What the task requires:
From the line containing "Give me a plain-text" down to the last line, set down each line exactly as it is, and nothing more. Leave the pictures out.
begin Records for the task
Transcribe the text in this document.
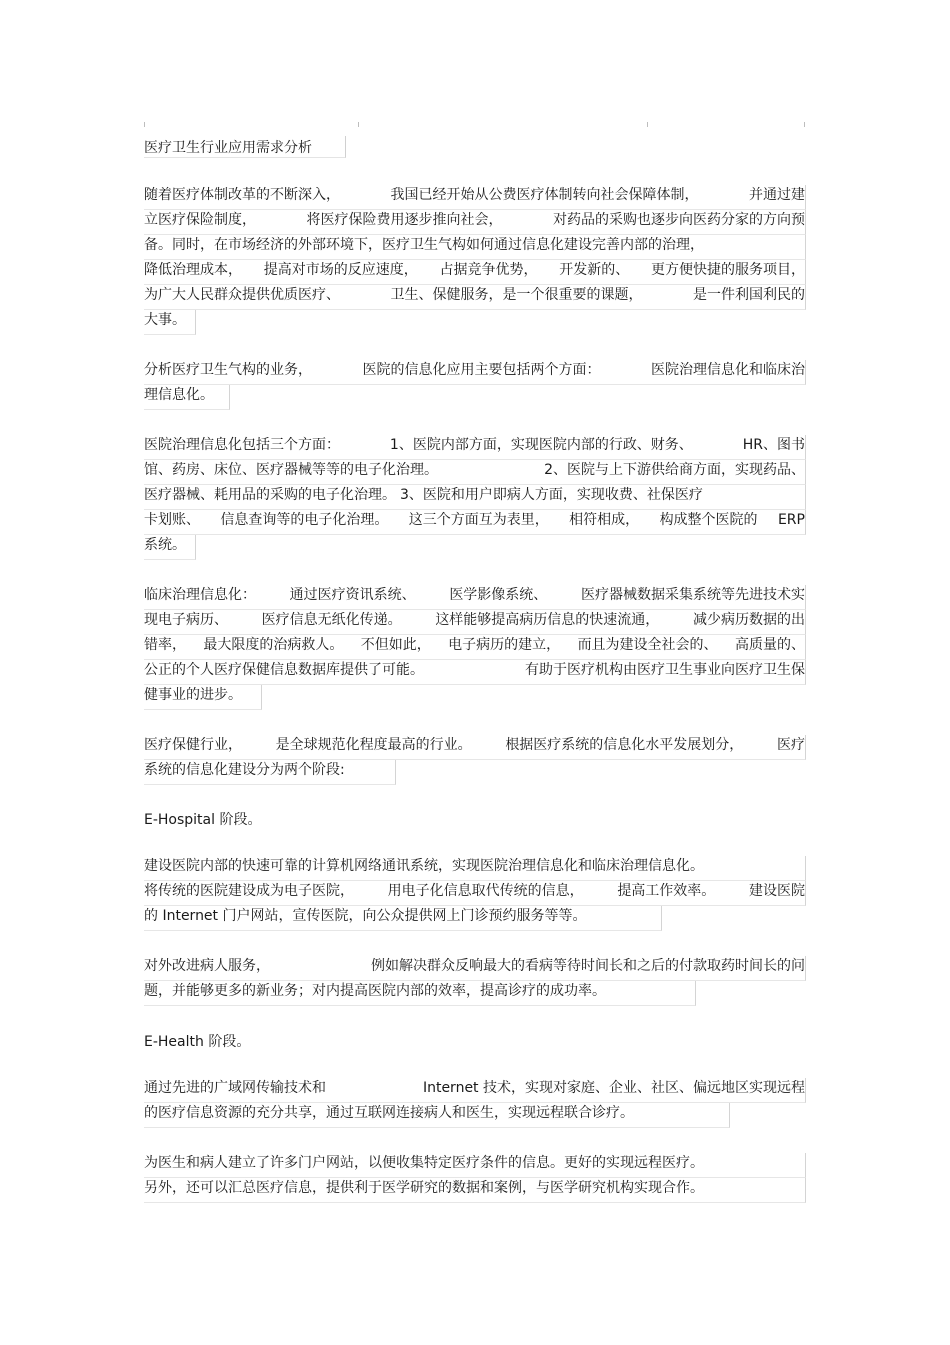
医疗卫生行业应用需求分析
随着医疗体制改革的不断深入，	我国已经开始从公费医疗体制转向社会保障体制，	并通过建
立医疗保险制度，	将医疗保险费用逐步推向社会，	对药品的采购也逐步向医药分家的方向预
备。同时，在市场经济的外部环境下，医疗卫生气构如何通过信息化建设完善内部的治理，
降低治理成本， 提高对市场的反应速度， 占据竞争优势， 开发新的、 更方便快捷的服务项目，
为广大人民群众提供优质医疗、	卫生、保健服务，是一个很重要的课题，	是一件利国利民的
大事。
分析医疗卫生气构的业务，	医院的信息化应用主要包括两个方面：	医院治理信息化和临床治
理信息化。
医院治理信息化包括三个方面：	1、医院内部方面，实现医院内部的行政、财务、	HR、图书
馆、药房、床位、医疗器械等等的电子化治理。	2、医院与上下游供给商方面，实现药品、
医疗器械、耗用品的采购的电子化治理。 3、医院和用户即病人方面，实现收费、社保医疗
卡划账、 信息查询等的电子化治理。 这三个方面互为表里， 相符相成， 构成整个医院的 ERP
系统。
临床治理信息化： 通过医疗资讯系统、 医学影像系统、 医疗器械数据采集系统等先进技术实
现电子病历、 医疗信息无纸化传递。 这样能够提高病历信息的快速流通， 减少病历数据的出
错率， 最大限度的治病救人。 不但如此， 电子病历的建立， 而且为建设全社会的、 高质量的、
公正的个人医疗保健信息数据库提供了可能。	有助于医疗机构由医疗卫生事业向医疗卫生保
健事业的进步。
医疗保健行业， 是全球规范化程度最高的行业。 根据医疗系统的信息化水平发展划分， 医疗
系统的信息化建设分为两个阶段:
E-Hospital 阶段。
建设医院内部的快速可靠的计算机网络通讯系统，实现医院治理信息化和临床治理信息化。
将传统的医院建设成为电子医院， 用电子化信息取代传统的信息， 提高工作效率。 建设医院
的 Internet 门户网站，宣传医院，向公众提供网上门诊预约服务等等。
对外改进病人服务，	例如解决群众反响最大的看病等待时间长和之后的付款取药时间长的问
题，并能够更多的新业务；对内提高医院内部的效率，提高诊疗的成功率。
E-Health 阶段。
通过先进的广域网传输技术和	Internet 技术，实现对家庭、企业、社区、偏远地区实现远程
的医疗信息资源的充分共享，通过互联网连接病人和医生，实现远程联合诊疗。
为医生和病人建立了许多门户网站，以便收集特定医疗条件的信息。更好的实现远程医疗。
另外，还可以汇总医疗信息，提供利于医学研究的数据和案例，与医学研究机构实现合作。
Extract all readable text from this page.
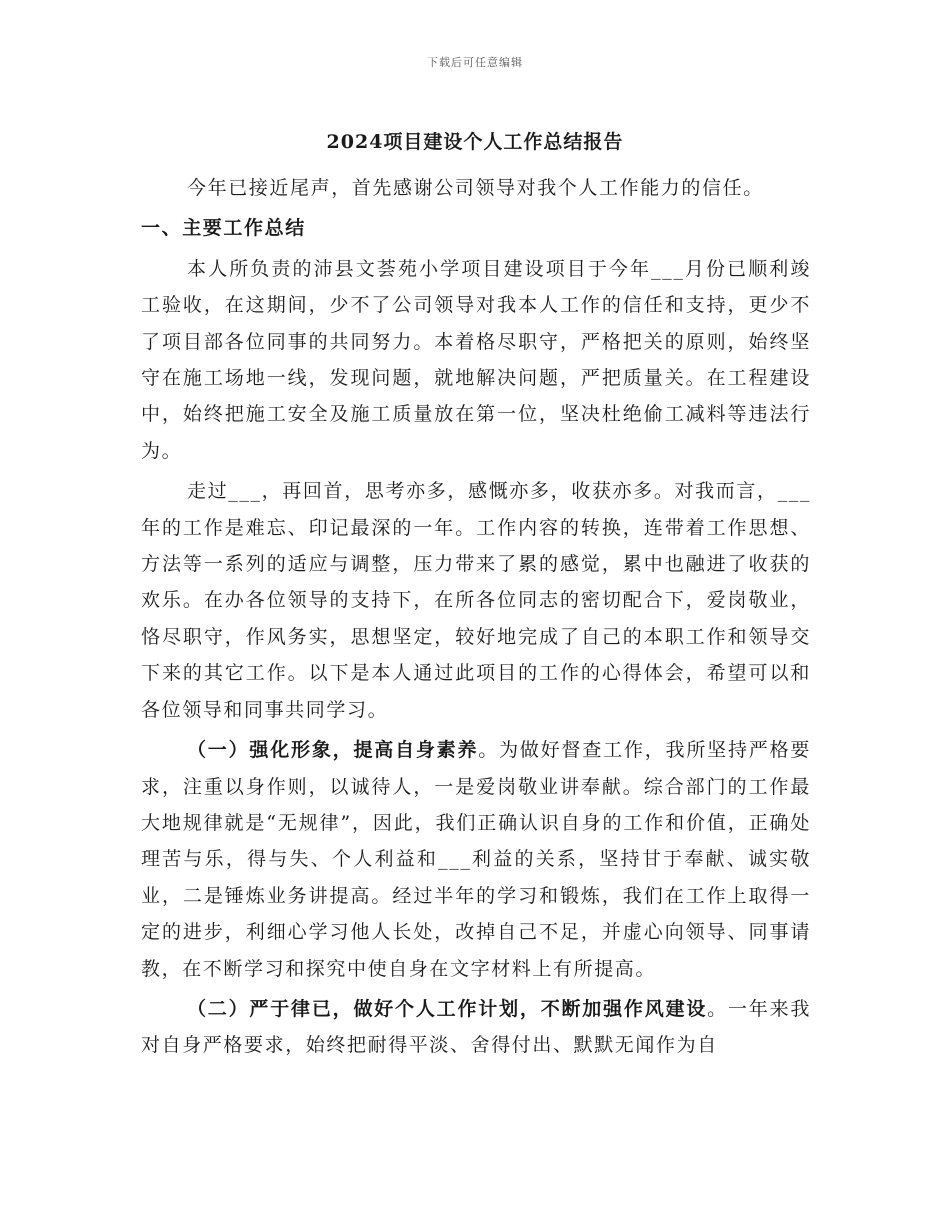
下载后可任意编辑
2024项目建设个人工作总结报告

今年已接近尾声，首先感谢公司领导对我个人工作能力的信任。

一、主要工作总结

本人所负责的沛县文荟苑小学项目建设项目于今年___月份已顺利竣工验收，在这期间，少不了公司领导对我本人工作的信任和支持，更少不了项目部各位同事的共同努力。本着格尽职守，严格把关的原则，始终坚守在施工场地一线，发现问题，就地解决问题，严把质量关。在工程建设中，始终把施工安全及施工质量放在第一位，坚决杜绝偷工减料等违法行为。

走过___，再回首，思考亦多，感慨亦多，收获亦多。对我而言，___年的工作是难忘、印记最深的一年。工作内容的转换，连带着工作思想、方法等一系列的适应与调整，压力带来了累的感觉，累中也融进了收获的欢乐。在办各位领导的支持下，在所各位同志的密切配合下，爱岗敬业，恪尽职守，作风务实，思想坚定，较好地完成了自己的本职工作和领导交下来的其它工作。以下是本人通过此项目的工作的心得体会，希望可以和各位领导和同事共同学习。

（一）强化形象，提高自身素养。为做好督查工作，我所坚持严格要求，注重以身作则，以诚待人，一是爱岗敬业讲奉献。综合部门的工作最大地规律就是“无规律”，因此，我们正确认识自身的工作和价值，正确处理苦与乐，得与失、个人利益和___利益的关系，坚持甘于奉献、诚实敬业，二是锤炼业务讲提高。经过半年的学习和锻炼，我们在工作上取得一定的进步，利细心学习他人长处，改掉自己不足，并虚心向领导、同事请教，在不断学习和探究中使自身在文字材料上有所提高。

（二）严于律已，做好个人工作计划，不断加强作风建设。一年来我对自身严格要求，始终把耐得平淡、舍得付出、默默无闻作为自
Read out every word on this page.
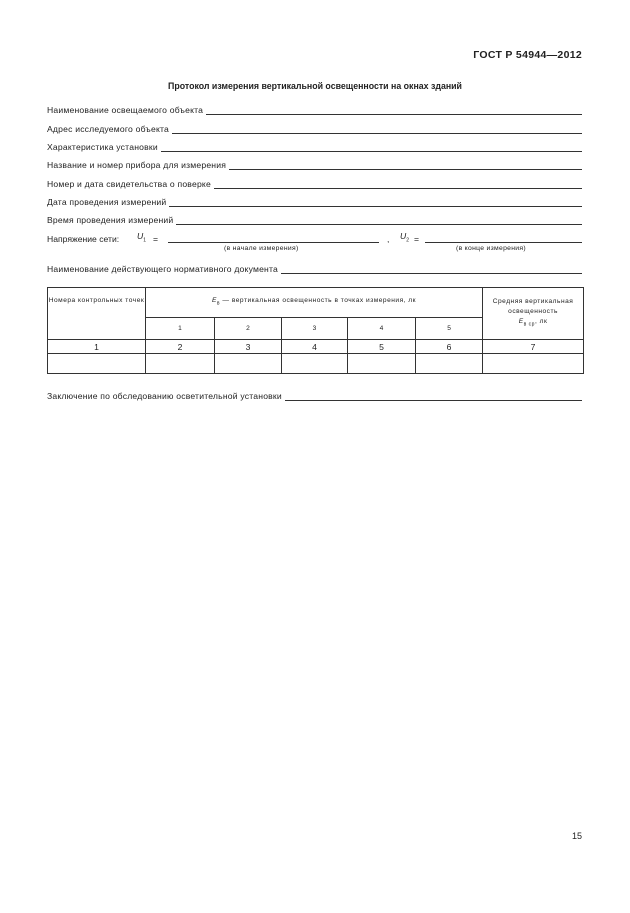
ГОСТ Р 54944—2012
Протокол измерения вертикальной освещенности на окнах зданий
Наименование освещаемого объекта
Адрес исследуемого объекта
Характеристика установки
Название и номер прибора для измерения
Номер и дата свидетельства о поверке
Дата проведения измерений
Время проведения измерений
Напряжение сети: $U_1$ =	, $U_2$ =
(в начале измерения)	(в конце измерения)
Наименование действующего нормативного документа
Номера контрольных точек	$E_в$ — вертикальная освещенность в точках измерения, лк					Средняя вертикальная освещенность
$E_{в ср}$, лк
	1	2	3	4	5	
1	2	3	4	5	6	7

Заключение по обследованию осветительной установки
15
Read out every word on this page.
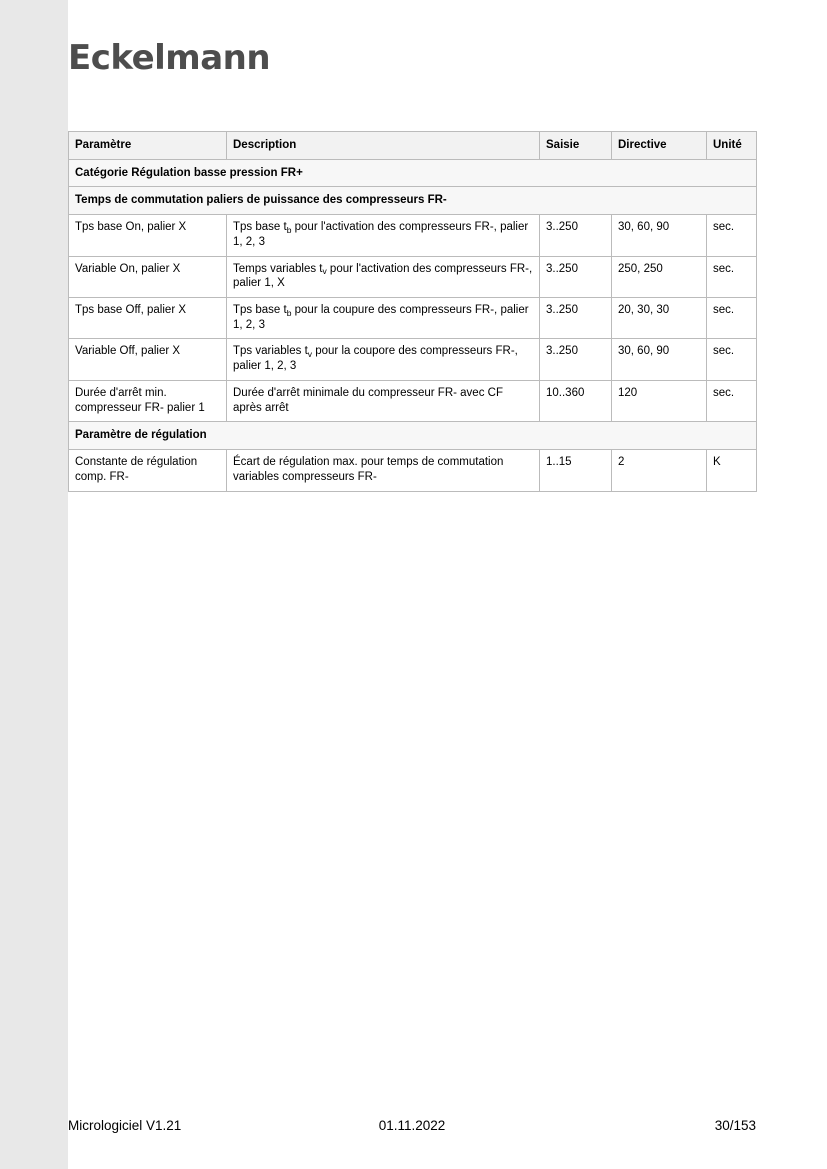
Eckelmann
Paramètre	Description	Saisie	Directive	Unité
Catégorie Régulation basse pression FR+				
Temps de commutation paliers de puissance des compresseurs FR-				
Tps base On, palier X	Tps base $t_b$ pour l'activation des compresseurs FR-, palier 1, 2, 3	3..250	30, 60, 90	sec.
Variable On, palier X	Temps variables $t_v$ pour l'activation des compresseurs FR-, palier 1, X	3..250	250, 250	sec.
Tps base Off, palier X	Tps base $t_b$ pour la coupure des compresseurs FR-, palier 1, 2, 3	3..250	20, 30, 30	sec.
Variable Off, palier X	Tps variables $t_v$ pour la coupore des compresseurs FR-, palier 1, 2, 3	3..250	30, 60, 90	sec.
Durée d'arrêt min. compresseur FR- palier 1	Durée d'arrêt minimale du compresseur FR- avec CF après arrêt	10..360	120	sec.
Paramètre de régulation				
Constante de régulation comp. FR-	Écart de régulation max. pour temps de commutation variables compresseurs FR-	1..15	2	K
Micrologiciel V1.21	01.11.2022	30/153
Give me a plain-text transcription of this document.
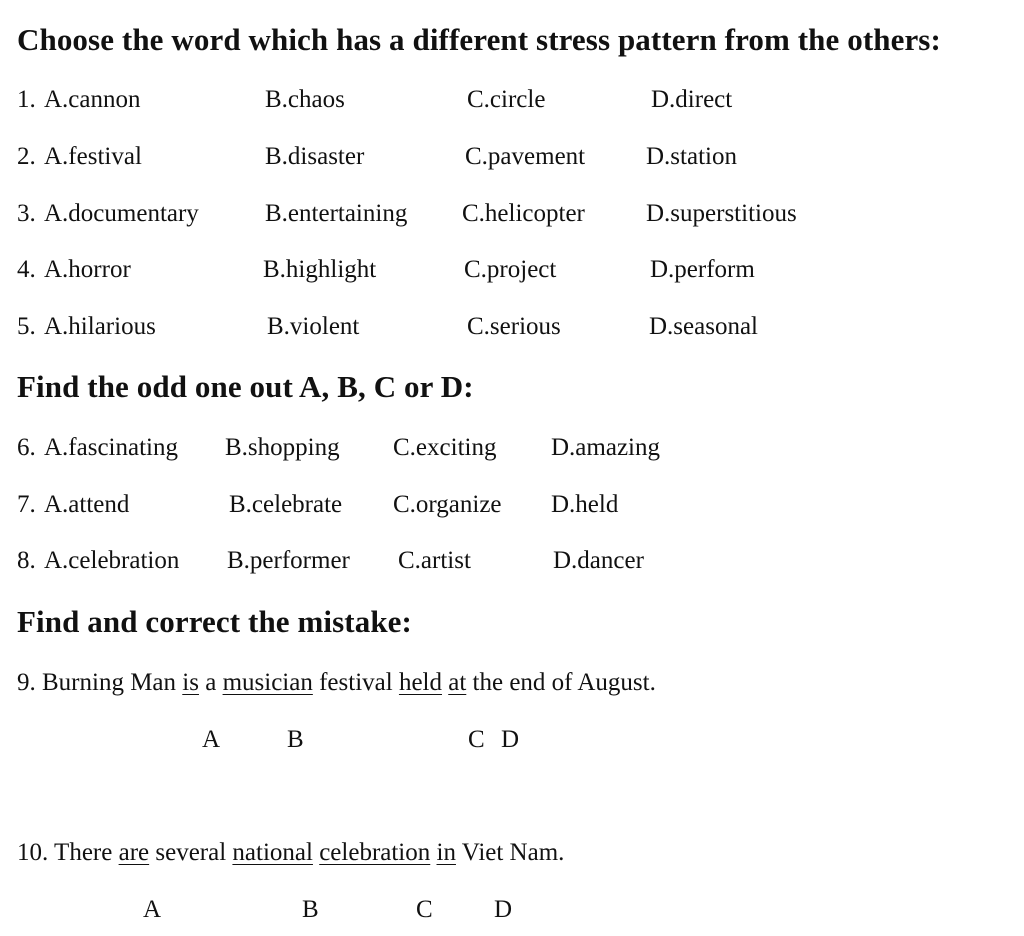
Choose the word which has a different stress pattern from the others:
1. A.cannon	B.chaos	C.circle	D.direct
2. A.festival	B.disaster	C.pavement D.station
3. A.documentary	B.entertaining C.helicopter D.superstitious
4. A.horror	B.highlight	C.project	D.perform
5. A.hilarious	B.violent	C.serious	D.seasonal
Find the odd one out A, B, C or D:
6. A.fascinating B.shopping C.exciting D.amazing
7. A.attend	B.celebrate C.organize D.held
8. A.celebration B.performer C.artist	D.dancer
Find and correct the mistake:
9. Burning Man is a musician festival held at the end of August.
A	B	C D
10. There are several national celebration in Viet Nam.
A	B	C D
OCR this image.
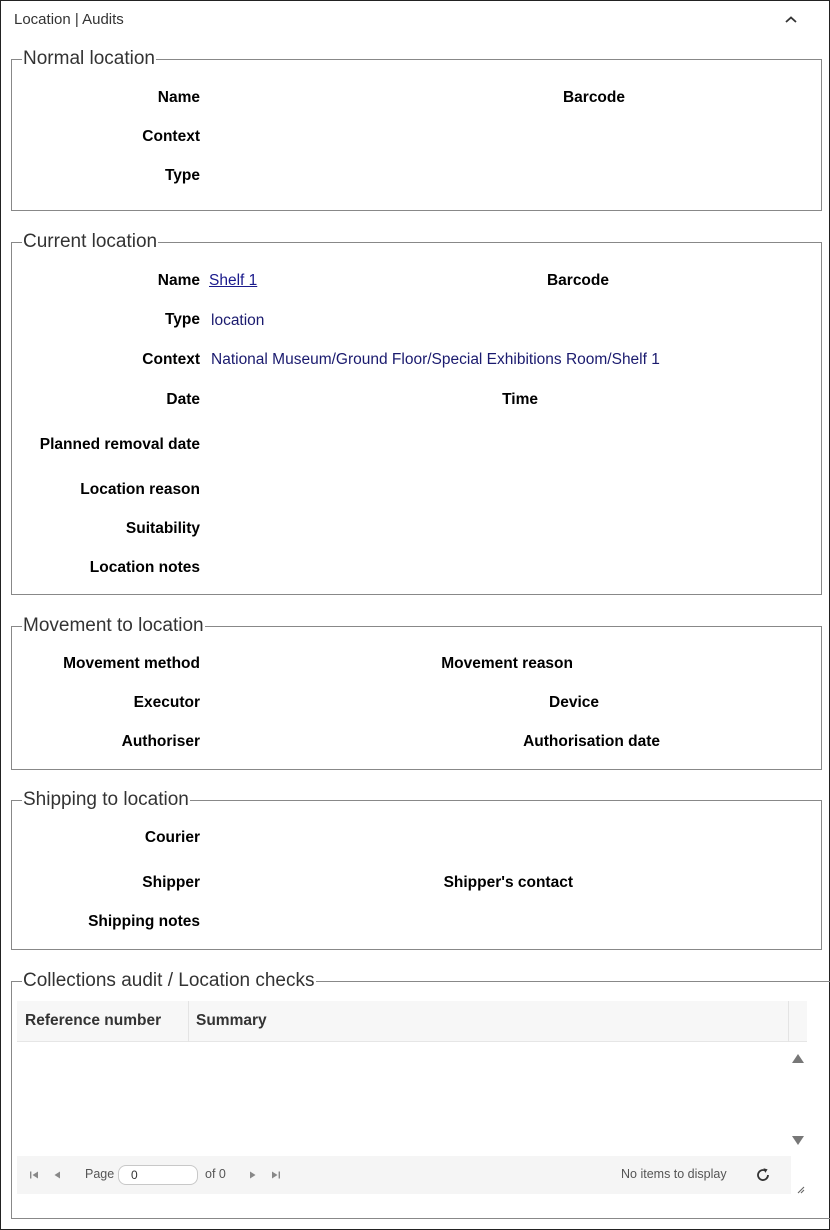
Location | Audits
Normal location
Name	Barcode
Context
Type
Current location
Name Shelf 1	Barcode
Type location
Context National Museum/Ground Floor/Special Exhibitions Room/Shelf 1
Date	Time
Planned removal date
Location reason
Suitability
Location notes
Movement to location
Movement method	Movement reason
Executor	Device
Authoriser	Authorisation date
Shipping to location
Courier
Shipper	Shipper's contact
Shipping notes
Collections audit / Location checks
Reference number Summary
Page
0	of 0	No items to display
end Records for the task
Solution to this exercise:
Give me a plain-text transcription of this document.
Choose the word which has a different stress pattern from the others:
1. A.cannon	B.chaos	C.circle	D.direct
2. A.festival	B.disaster	C.pavement D.station
3. A.documentary	B.entertaining C.helicopter D.superstitious
4. A.horror	B.highlight	C.project	D.perform
5. A.hilarious	B.violent	C.serious	D.seasonal
Find the odd one out A, B, C or D:
6. A.fascinating B.shopping C.exciting D.amazing
7. A.attend	B.celebrate C.organize D.held
8. A.celebration B.performer C.artist	D.dancer
Find and correct the mistake:
9. Burning Man is a musician festival held at the end of August.
A	B	C D
10. There are several national celebration in Viet Nam.
A	B	C D
OCR this image.
Location | Audits
Normal location
Name	Barcode
Context
Type
Current location
Name Shelf 1	Barcode
Type location
Context National Museum/Ground Floor/Special Exhibitions Room/Shelf 1
Date	Time
Planned removal date
Location reason
Suitability
Location notes
Movement to location
Movement method	Movement reason
Executor	Device
Authoriser	Authorisation date
Shipping to location
Courier
Shipper	Shipper's contact
Shipping notes
Collections audit / Location checks
Reference number Summary
Page
0	of 0	No items to display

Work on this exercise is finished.